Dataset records
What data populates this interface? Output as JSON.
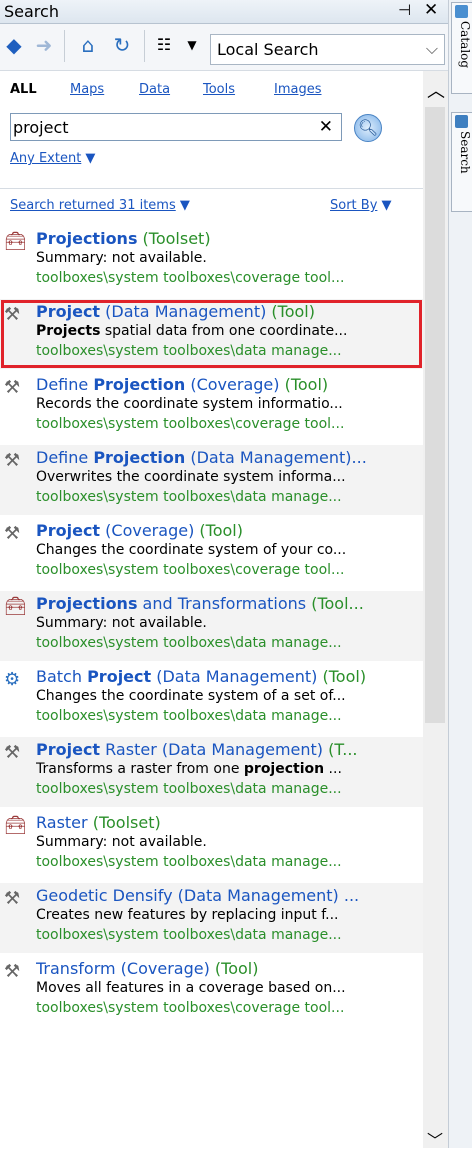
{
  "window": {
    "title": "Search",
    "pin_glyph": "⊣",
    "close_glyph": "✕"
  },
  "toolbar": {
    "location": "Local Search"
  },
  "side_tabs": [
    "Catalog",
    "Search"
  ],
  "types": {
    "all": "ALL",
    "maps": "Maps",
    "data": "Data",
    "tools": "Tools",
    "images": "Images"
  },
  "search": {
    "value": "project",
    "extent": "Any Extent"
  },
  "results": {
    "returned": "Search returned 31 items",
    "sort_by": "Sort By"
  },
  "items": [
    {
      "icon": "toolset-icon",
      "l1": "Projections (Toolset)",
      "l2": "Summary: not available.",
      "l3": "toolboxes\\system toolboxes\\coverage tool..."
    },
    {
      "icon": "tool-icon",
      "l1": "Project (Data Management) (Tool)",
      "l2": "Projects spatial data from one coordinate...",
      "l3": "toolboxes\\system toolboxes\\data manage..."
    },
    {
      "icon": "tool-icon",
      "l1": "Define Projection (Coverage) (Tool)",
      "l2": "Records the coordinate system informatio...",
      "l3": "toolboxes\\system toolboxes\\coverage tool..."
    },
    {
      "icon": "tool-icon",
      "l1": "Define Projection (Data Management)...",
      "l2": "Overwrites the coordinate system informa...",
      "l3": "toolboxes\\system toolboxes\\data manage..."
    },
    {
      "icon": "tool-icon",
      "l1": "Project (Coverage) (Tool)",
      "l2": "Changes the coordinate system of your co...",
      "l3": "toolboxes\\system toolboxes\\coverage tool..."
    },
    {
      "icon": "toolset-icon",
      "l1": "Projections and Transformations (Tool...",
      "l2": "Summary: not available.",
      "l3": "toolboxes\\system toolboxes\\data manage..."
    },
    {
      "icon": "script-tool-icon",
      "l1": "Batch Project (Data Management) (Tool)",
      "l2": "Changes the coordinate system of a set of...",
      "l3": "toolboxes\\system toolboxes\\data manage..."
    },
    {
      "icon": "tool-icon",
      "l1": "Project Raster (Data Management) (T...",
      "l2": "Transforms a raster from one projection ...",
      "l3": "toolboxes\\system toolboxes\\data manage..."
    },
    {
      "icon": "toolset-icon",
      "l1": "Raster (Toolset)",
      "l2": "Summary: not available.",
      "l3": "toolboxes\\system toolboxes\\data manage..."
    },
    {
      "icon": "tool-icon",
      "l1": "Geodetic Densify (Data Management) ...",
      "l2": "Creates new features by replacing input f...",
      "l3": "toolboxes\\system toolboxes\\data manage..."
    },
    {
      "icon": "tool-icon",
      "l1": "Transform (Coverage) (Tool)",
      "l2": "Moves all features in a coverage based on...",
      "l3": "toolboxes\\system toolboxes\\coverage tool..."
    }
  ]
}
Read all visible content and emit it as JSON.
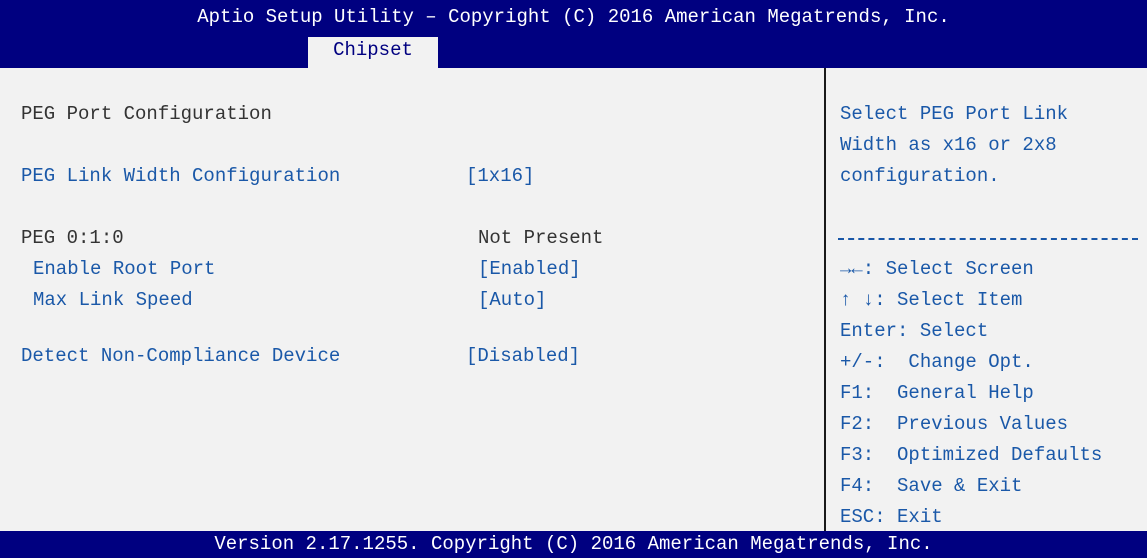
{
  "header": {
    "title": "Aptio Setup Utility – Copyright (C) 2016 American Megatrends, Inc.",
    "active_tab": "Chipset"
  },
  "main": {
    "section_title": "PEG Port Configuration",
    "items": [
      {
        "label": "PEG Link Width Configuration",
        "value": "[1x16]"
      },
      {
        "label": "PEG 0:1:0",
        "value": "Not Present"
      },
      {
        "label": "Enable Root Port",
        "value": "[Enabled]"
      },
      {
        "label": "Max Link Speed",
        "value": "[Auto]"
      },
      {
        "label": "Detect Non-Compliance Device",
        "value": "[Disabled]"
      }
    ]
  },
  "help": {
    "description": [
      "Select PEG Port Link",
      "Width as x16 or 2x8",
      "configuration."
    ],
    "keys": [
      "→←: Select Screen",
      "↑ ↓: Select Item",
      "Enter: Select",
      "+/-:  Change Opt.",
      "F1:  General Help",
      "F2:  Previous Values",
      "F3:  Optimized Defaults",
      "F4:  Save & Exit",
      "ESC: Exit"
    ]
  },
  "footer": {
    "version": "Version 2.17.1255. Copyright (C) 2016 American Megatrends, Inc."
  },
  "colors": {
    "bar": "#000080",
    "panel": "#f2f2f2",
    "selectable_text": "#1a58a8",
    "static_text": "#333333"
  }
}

==

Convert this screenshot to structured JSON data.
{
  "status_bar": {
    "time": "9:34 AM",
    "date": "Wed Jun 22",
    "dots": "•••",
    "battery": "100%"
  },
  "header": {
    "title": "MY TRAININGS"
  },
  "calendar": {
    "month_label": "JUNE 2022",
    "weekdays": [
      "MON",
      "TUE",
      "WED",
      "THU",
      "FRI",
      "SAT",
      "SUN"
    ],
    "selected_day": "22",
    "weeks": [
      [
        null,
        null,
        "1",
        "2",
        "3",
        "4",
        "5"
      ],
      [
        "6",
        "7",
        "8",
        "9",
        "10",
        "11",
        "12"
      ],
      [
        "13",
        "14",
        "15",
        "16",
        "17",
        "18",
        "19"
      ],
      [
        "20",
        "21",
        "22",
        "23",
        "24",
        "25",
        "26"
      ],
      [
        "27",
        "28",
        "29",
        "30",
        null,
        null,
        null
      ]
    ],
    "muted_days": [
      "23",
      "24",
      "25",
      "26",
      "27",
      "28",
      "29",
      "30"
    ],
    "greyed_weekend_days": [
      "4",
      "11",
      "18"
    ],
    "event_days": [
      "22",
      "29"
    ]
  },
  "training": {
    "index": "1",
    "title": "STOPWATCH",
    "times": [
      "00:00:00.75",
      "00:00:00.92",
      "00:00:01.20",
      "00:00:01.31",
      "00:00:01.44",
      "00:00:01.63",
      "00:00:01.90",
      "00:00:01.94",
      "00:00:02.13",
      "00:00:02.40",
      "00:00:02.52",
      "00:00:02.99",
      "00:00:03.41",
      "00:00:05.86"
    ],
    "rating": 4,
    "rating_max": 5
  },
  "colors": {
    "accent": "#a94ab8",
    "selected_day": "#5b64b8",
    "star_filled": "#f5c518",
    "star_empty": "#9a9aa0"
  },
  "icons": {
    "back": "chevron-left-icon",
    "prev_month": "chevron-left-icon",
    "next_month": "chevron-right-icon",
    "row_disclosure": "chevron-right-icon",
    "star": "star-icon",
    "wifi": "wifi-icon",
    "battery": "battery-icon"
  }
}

* * *

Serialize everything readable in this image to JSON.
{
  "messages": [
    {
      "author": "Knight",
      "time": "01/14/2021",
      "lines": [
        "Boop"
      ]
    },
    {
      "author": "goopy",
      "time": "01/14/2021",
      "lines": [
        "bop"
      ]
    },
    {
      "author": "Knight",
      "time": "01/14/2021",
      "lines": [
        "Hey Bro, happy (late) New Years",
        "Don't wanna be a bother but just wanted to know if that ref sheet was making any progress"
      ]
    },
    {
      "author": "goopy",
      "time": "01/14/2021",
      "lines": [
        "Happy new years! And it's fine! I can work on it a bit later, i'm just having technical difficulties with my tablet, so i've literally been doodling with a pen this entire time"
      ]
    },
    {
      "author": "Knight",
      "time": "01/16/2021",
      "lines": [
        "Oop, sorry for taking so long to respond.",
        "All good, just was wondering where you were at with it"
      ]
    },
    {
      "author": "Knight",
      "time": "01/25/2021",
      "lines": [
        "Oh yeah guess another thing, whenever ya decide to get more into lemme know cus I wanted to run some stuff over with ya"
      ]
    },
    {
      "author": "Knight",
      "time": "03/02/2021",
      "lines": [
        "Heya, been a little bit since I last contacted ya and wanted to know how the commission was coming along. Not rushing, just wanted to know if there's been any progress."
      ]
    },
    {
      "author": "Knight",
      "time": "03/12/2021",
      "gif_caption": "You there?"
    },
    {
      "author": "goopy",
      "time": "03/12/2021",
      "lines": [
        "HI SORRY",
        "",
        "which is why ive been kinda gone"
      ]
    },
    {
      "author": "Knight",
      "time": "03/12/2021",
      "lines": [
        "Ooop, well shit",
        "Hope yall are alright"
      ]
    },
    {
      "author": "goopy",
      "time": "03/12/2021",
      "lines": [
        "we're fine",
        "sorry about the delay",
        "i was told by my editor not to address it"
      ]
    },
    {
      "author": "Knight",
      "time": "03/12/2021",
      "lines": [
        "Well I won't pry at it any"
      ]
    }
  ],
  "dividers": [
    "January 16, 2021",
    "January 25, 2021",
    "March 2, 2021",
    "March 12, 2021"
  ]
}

* **What to produce**
In the entries above, locate every line with the word "Management" and copy it.

* **Response to this task**
      "l1": "Project (Data Management) (Tool)",
      "l1": "Define Projection (Data Management)...",
      "l1": "Batch Project (Data Management) (Tool)",
      "l1": "Project Raster (Data Management) (T...",
      "l1": "Geodetic Densify (Data Management) ...",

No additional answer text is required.